* **WHAT THIS TASK INVOLVES**:
Report only the number of lines in this material that include the string "name".

* **DATA LINES**:
* * * * *
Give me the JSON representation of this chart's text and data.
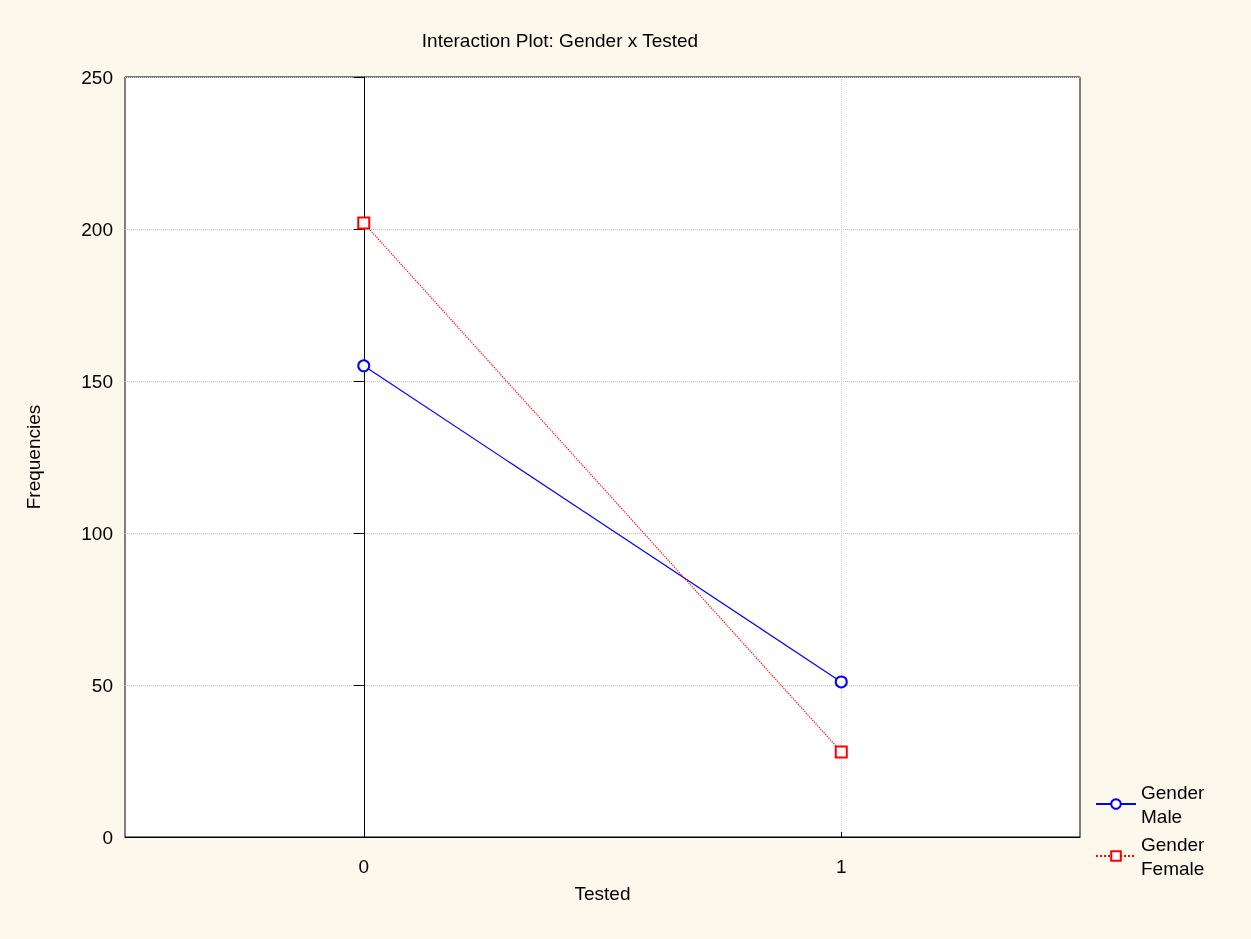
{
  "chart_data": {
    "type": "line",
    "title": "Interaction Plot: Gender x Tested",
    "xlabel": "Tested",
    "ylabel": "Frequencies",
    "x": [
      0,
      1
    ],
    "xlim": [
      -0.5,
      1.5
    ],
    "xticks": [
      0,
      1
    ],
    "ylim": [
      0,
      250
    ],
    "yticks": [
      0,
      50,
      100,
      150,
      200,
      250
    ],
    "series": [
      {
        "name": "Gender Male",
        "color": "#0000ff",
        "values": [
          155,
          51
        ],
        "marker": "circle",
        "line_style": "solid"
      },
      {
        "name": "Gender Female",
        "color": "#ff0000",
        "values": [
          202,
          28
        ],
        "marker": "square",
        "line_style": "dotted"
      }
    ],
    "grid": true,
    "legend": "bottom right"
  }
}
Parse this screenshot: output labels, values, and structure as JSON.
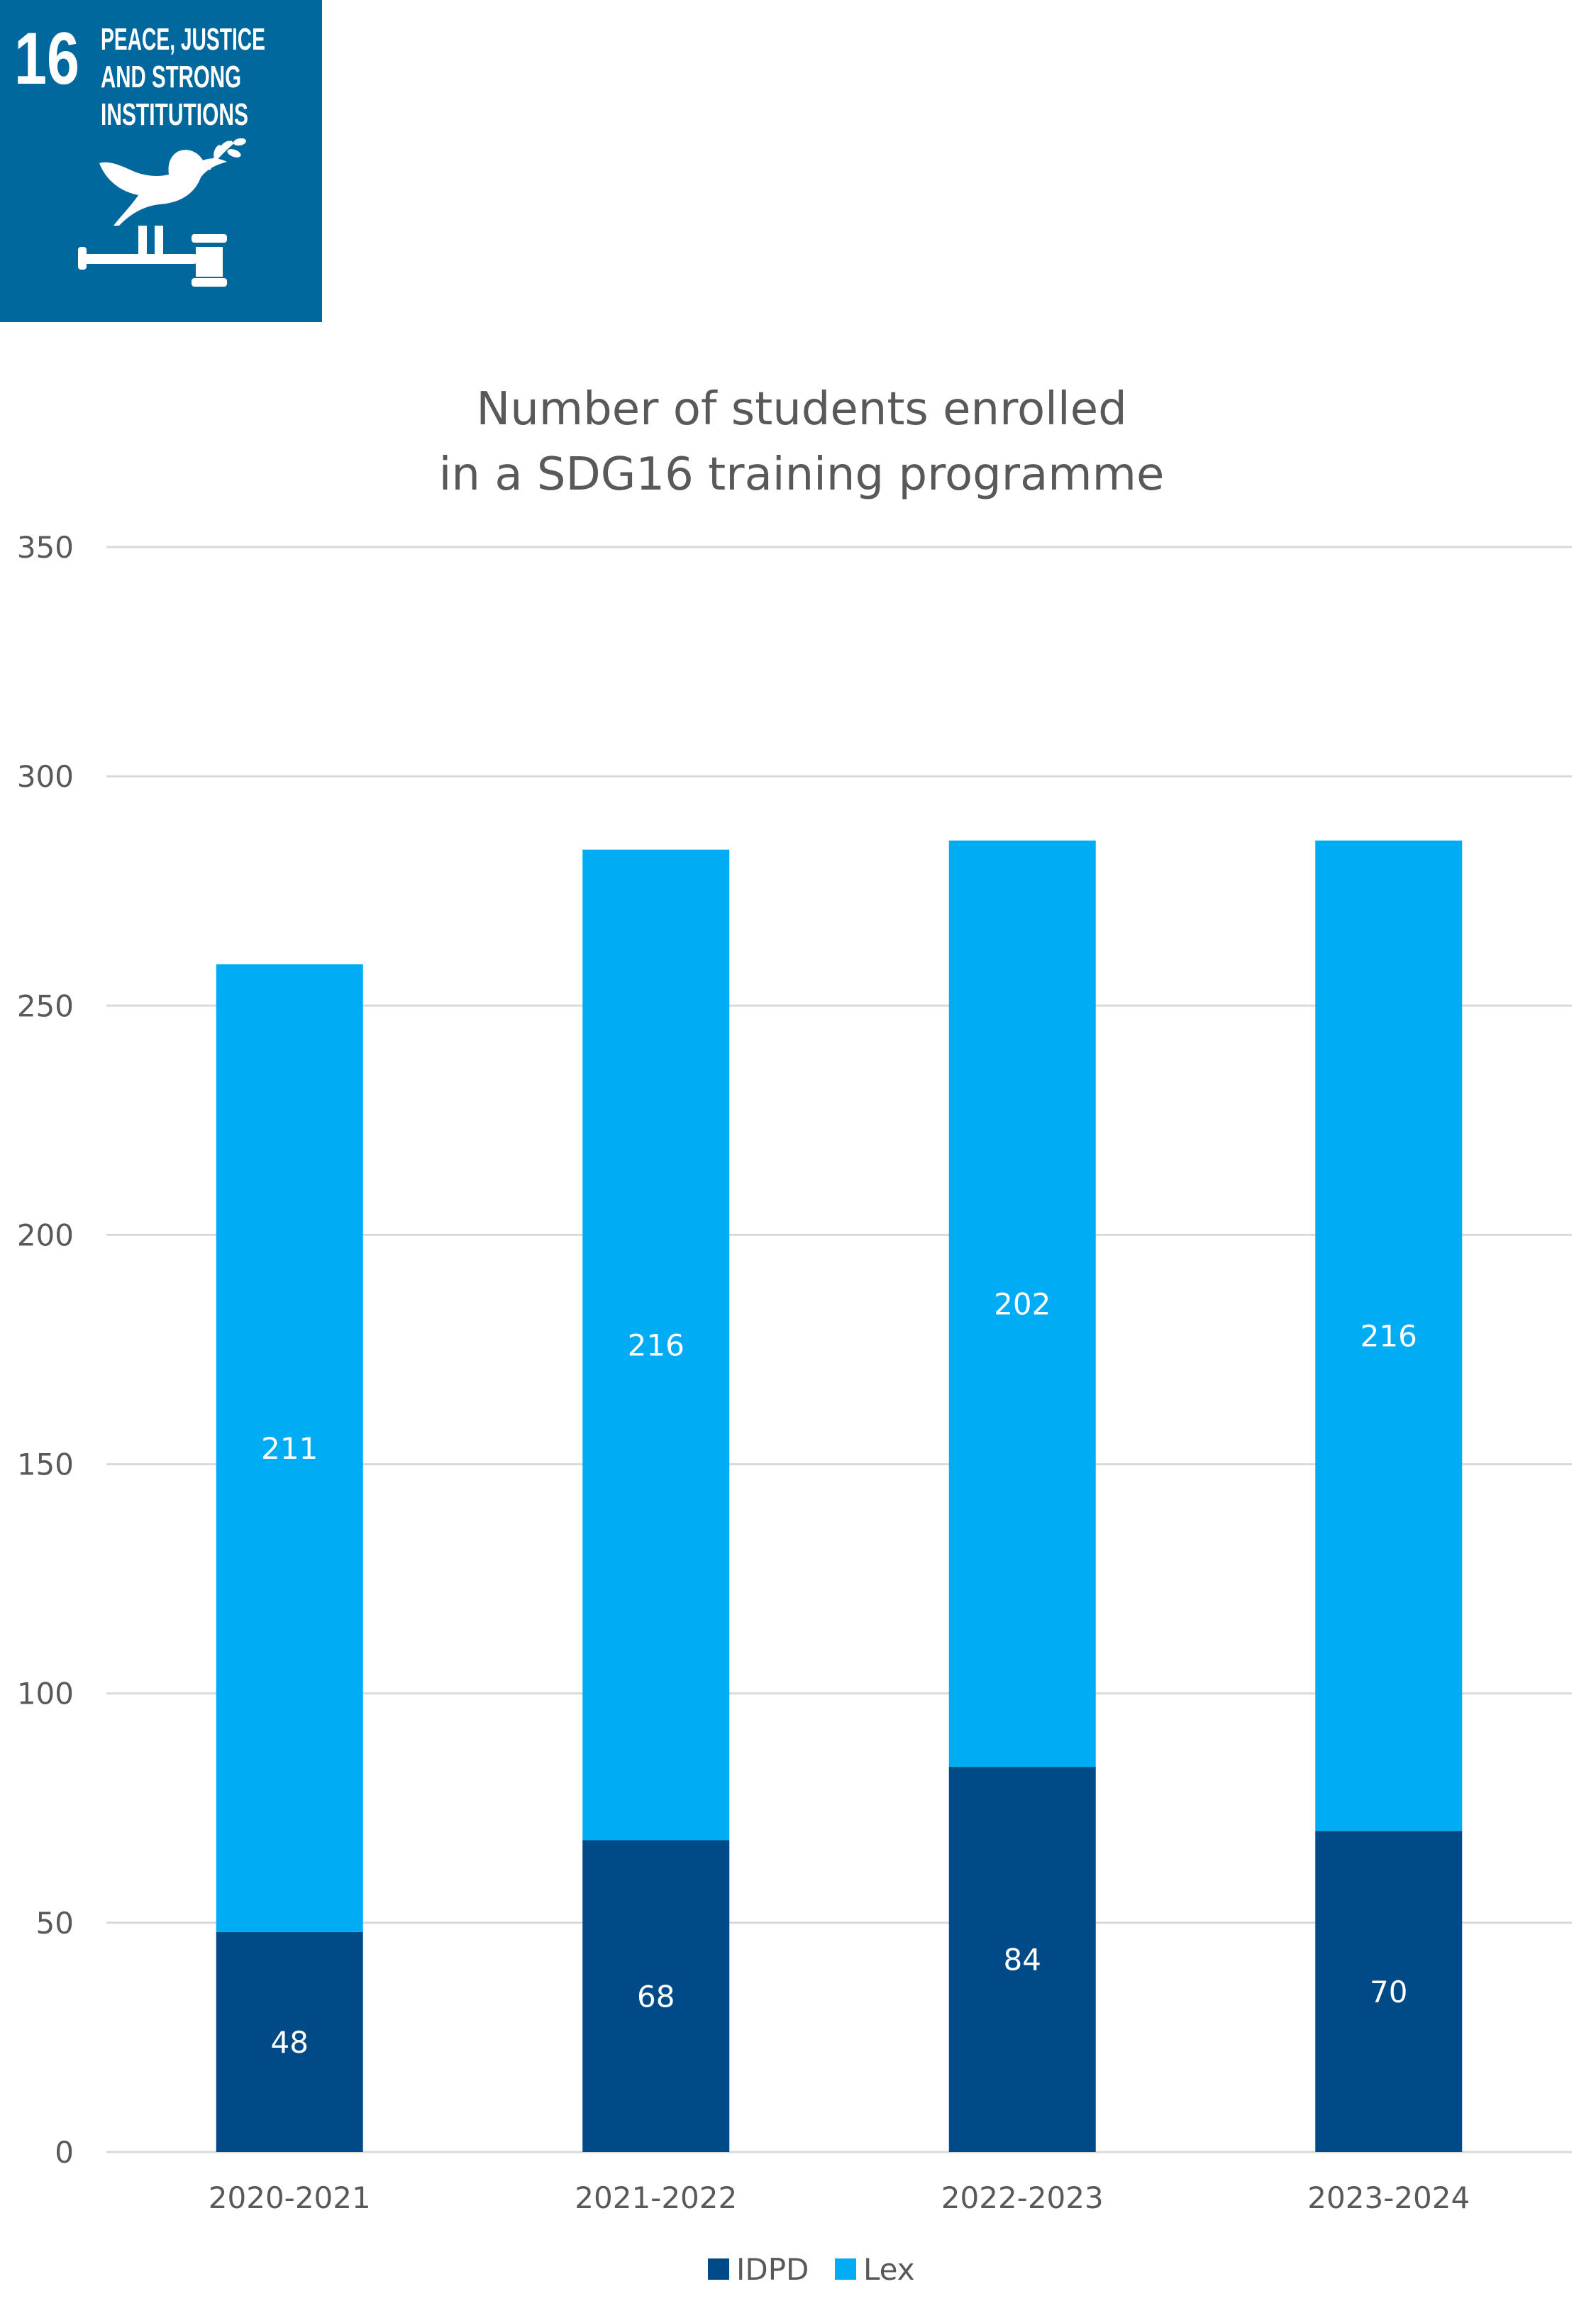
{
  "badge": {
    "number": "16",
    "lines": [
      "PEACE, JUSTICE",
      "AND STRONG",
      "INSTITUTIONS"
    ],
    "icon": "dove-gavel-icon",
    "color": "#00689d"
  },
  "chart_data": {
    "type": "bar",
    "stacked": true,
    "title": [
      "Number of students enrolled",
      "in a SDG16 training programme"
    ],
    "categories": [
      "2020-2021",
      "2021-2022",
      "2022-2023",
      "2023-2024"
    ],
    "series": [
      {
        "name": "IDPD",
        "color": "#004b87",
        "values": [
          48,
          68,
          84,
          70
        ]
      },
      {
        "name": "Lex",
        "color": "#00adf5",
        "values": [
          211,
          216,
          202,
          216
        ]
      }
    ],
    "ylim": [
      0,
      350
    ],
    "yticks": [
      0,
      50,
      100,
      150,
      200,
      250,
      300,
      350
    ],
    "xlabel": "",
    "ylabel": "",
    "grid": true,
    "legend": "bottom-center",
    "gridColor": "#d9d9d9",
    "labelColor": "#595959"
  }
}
* * * * *
* **RESULT OF THIS EXERCISE**:
4